___ Dataset ___
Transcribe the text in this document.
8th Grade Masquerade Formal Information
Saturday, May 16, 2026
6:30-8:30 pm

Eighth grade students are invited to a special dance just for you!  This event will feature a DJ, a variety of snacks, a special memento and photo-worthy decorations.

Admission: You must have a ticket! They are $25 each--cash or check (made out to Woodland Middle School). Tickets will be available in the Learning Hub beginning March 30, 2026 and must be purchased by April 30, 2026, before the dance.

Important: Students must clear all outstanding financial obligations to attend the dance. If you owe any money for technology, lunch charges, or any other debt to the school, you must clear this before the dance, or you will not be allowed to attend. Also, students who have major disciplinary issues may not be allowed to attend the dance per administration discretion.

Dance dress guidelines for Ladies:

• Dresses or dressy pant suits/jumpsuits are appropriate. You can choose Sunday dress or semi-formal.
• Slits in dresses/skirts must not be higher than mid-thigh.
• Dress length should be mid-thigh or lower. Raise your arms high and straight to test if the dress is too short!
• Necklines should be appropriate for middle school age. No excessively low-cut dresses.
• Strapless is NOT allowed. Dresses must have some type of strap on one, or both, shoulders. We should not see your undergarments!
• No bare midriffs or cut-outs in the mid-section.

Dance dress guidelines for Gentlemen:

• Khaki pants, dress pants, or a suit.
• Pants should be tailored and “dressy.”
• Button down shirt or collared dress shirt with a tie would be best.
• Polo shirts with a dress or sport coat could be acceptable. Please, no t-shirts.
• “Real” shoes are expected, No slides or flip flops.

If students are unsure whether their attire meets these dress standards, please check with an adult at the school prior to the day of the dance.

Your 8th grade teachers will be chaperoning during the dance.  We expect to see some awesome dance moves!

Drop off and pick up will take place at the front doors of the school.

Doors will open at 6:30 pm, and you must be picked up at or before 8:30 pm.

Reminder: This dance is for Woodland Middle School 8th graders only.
___
___ Dataset ___
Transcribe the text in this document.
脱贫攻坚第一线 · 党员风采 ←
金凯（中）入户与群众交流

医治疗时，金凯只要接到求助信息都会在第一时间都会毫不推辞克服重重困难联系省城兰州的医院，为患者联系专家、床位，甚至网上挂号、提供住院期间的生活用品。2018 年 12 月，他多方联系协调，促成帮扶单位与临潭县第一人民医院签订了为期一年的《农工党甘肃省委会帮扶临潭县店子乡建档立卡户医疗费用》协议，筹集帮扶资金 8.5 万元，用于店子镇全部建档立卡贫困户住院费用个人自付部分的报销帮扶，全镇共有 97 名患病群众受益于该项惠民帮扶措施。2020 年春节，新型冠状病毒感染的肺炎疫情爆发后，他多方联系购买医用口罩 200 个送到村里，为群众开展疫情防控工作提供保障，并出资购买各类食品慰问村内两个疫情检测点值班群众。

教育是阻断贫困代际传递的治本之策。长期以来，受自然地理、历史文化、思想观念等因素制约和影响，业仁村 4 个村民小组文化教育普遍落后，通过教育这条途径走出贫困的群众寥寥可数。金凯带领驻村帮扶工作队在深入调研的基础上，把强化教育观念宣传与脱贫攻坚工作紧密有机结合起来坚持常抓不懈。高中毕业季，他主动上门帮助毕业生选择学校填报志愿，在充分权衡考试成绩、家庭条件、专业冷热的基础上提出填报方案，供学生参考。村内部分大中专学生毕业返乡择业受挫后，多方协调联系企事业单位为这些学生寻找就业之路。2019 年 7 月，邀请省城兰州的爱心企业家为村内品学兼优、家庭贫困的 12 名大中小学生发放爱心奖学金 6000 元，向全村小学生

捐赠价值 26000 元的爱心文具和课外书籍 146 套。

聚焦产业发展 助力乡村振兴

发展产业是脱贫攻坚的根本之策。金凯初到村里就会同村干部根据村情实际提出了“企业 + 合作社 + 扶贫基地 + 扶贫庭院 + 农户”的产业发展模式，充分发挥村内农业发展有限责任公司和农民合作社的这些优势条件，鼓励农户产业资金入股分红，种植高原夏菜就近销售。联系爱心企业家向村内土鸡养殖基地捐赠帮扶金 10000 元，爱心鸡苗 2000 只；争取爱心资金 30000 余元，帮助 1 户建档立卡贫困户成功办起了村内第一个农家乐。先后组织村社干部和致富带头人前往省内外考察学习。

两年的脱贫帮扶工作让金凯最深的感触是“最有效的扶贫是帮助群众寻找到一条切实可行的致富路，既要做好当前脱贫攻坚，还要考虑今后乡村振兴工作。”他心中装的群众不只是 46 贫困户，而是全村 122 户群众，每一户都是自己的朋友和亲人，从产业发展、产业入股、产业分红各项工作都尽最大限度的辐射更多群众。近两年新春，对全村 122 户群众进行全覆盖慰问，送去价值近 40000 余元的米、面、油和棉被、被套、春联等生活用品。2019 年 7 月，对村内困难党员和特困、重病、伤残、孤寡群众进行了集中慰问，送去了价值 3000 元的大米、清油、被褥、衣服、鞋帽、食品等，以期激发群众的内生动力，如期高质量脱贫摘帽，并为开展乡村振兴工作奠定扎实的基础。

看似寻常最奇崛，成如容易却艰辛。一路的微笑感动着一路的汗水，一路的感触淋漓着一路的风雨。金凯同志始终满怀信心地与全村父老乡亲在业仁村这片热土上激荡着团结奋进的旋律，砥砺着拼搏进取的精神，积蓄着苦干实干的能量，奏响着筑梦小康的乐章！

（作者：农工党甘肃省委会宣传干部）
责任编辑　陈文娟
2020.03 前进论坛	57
___
___ Dataset ___
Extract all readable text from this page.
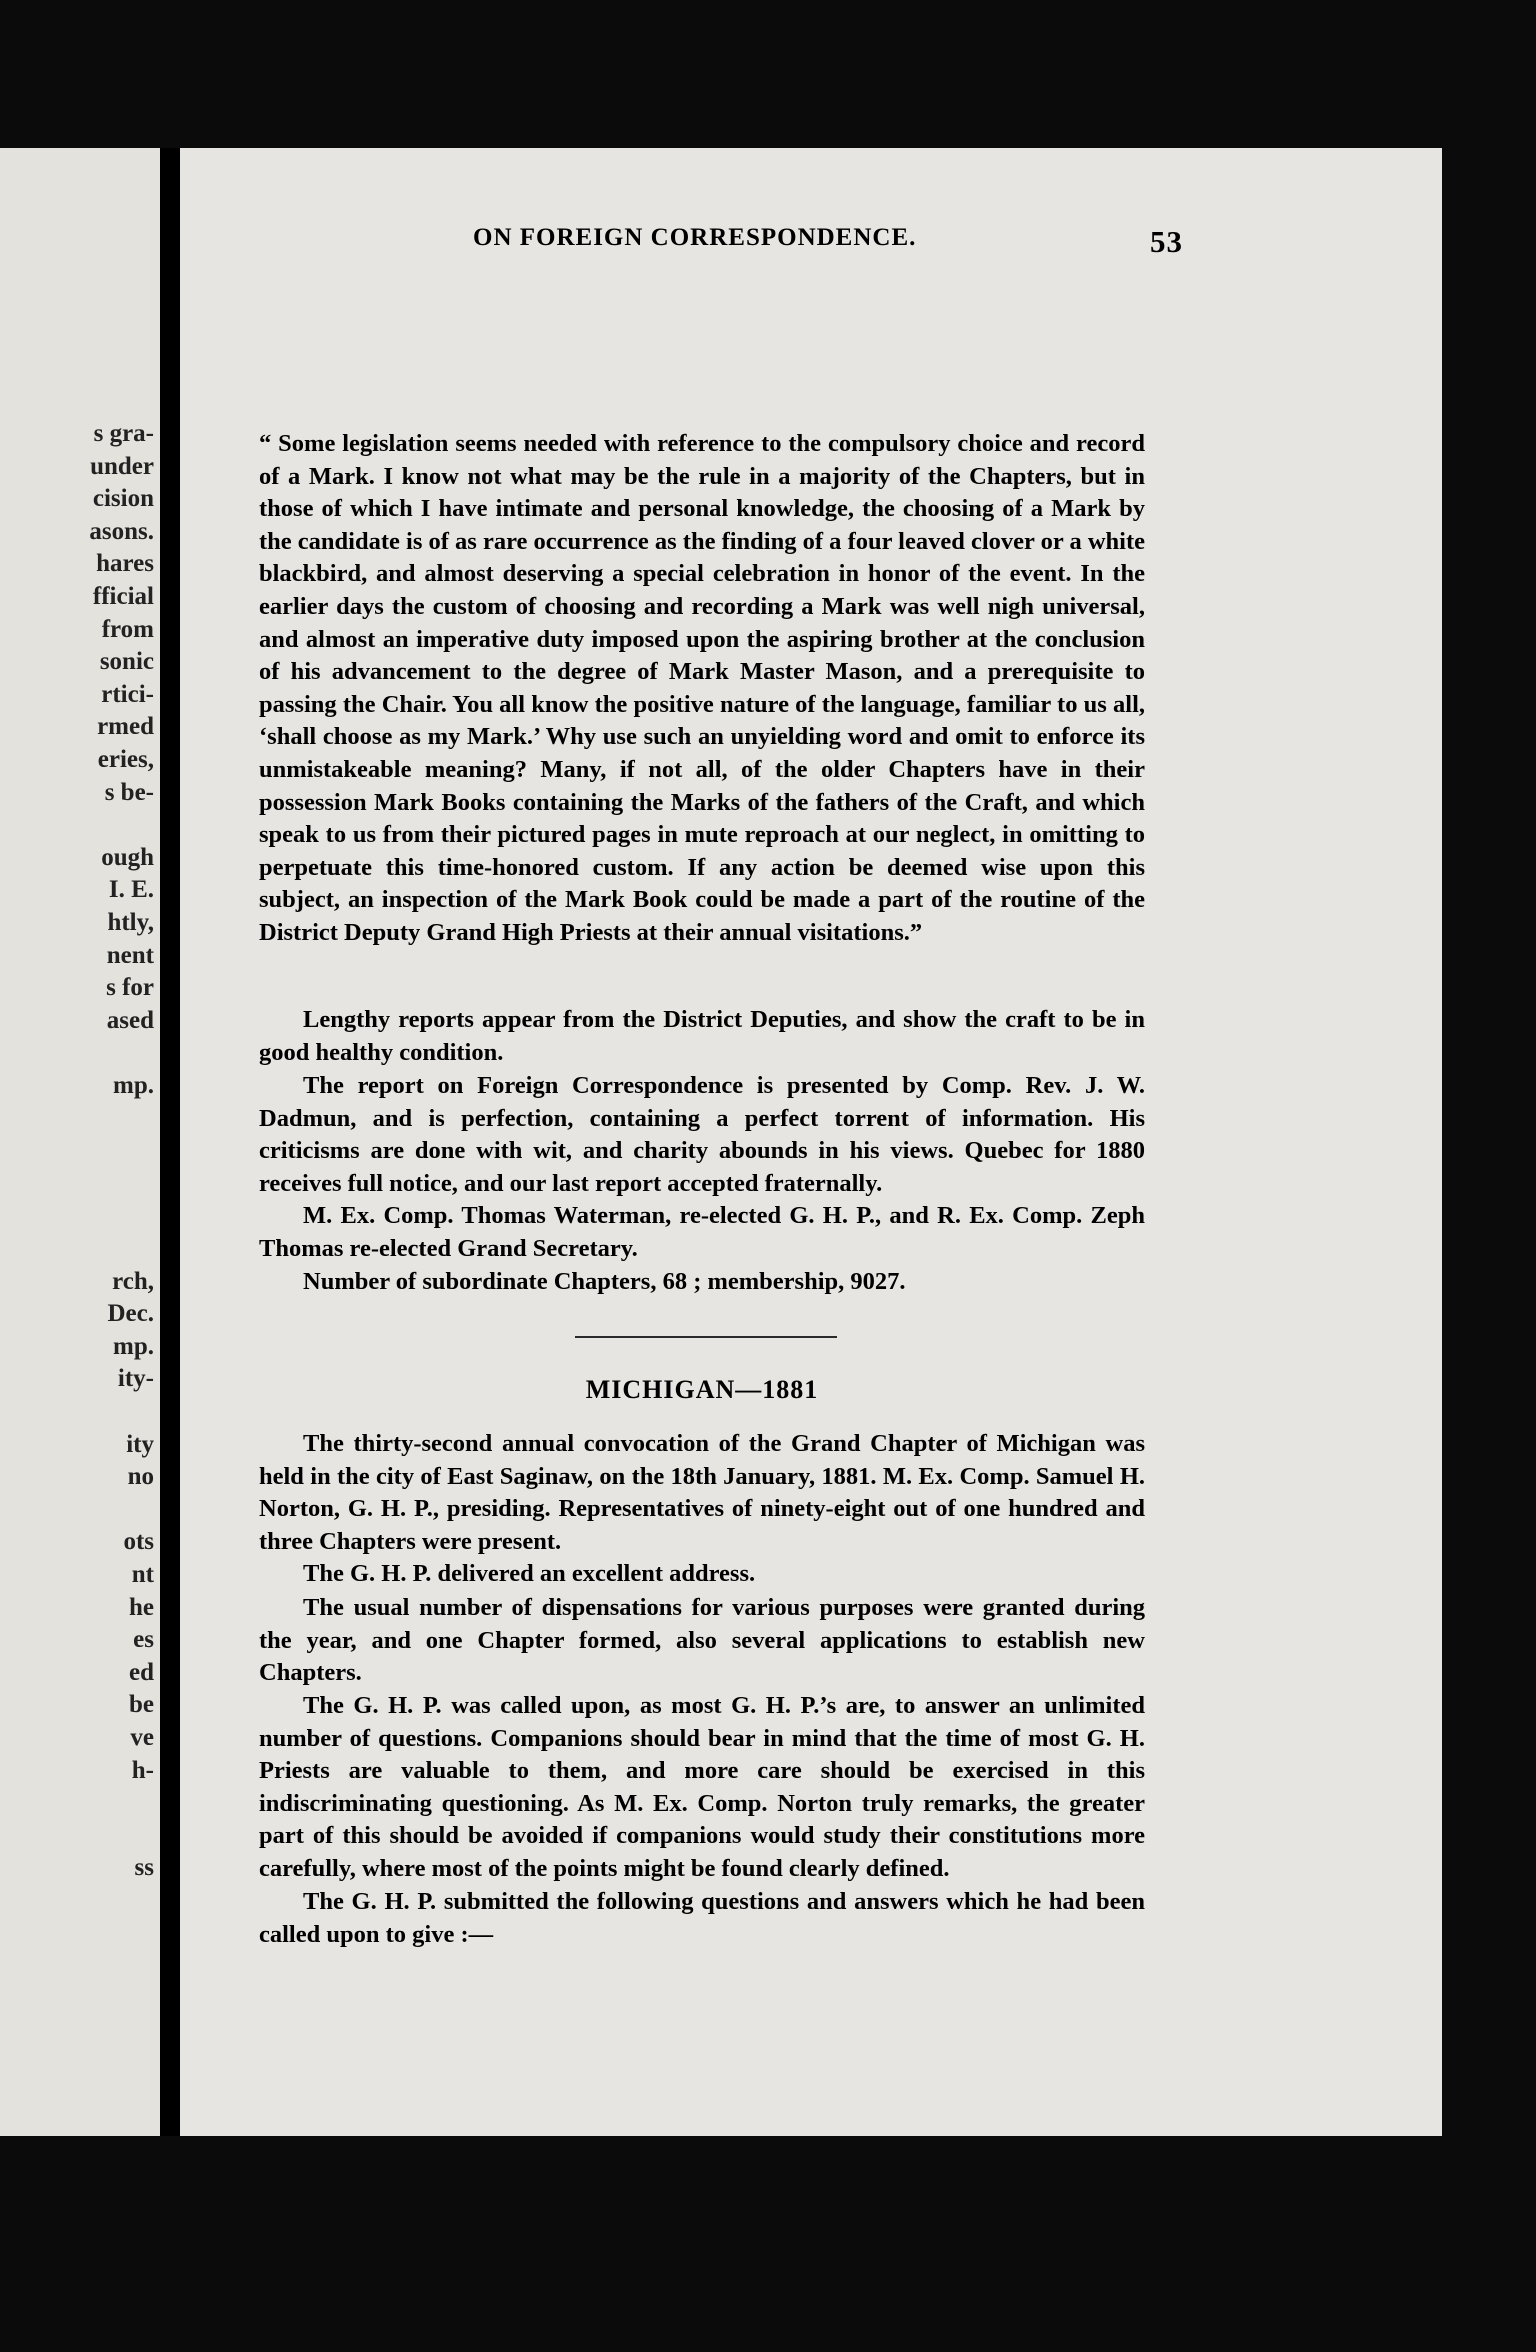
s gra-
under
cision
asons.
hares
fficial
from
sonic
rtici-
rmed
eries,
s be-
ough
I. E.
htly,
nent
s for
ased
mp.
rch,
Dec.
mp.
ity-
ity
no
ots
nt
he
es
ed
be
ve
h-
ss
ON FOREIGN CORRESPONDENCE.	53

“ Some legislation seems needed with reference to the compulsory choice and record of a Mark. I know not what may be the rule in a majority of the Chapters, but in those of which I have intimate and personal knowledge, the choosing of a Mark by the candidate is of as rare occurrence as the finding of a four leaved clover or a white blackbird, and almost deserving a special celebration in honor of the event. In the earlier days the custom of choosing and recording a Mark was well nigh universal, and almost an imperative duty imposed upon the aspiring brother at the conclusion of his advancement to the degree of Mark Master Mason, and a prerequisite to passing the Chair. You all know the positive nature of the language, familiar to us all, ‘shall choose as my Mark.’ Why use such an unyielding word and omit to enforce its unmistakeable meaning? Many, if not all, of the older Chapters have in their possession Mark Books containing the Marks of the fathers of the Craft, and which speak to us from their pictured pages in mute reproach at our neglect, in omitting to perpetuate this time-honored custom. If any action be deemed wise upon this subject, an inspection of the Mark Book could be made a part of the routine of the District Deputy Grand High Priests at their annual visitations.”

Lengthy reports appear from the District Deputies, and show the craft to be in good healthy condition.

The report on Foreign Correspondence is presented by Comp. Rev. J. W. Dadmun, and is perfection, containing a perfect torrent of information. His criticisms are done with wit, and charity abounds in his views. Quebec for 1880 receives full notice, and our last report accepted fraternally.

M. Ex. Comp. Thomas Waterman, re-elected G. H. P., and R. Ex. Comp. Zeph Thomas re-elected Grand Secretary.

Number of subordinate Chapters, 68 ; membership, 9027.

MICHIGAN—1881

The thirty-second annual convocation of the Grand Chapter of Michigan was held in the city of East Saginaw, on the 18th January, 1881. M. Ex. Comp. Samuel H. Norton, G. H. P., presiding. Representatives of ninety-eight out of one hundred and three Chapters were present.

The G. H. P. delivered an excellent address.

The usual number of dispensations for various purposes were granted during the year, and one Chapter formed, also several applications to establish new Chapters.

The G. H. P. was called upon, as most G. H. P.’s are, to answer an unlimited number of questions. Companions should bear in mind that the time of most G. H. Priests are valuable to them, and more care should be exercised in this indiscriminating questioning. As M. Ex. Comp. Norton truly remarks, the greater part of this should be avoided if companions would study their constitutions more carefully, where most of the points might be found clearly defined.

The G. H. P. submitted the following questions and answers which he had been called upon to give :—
___
- [What is asked]: For the string "during", count the lines of the entries above that include it; answer with the number only.

- [Answer to this task]: 2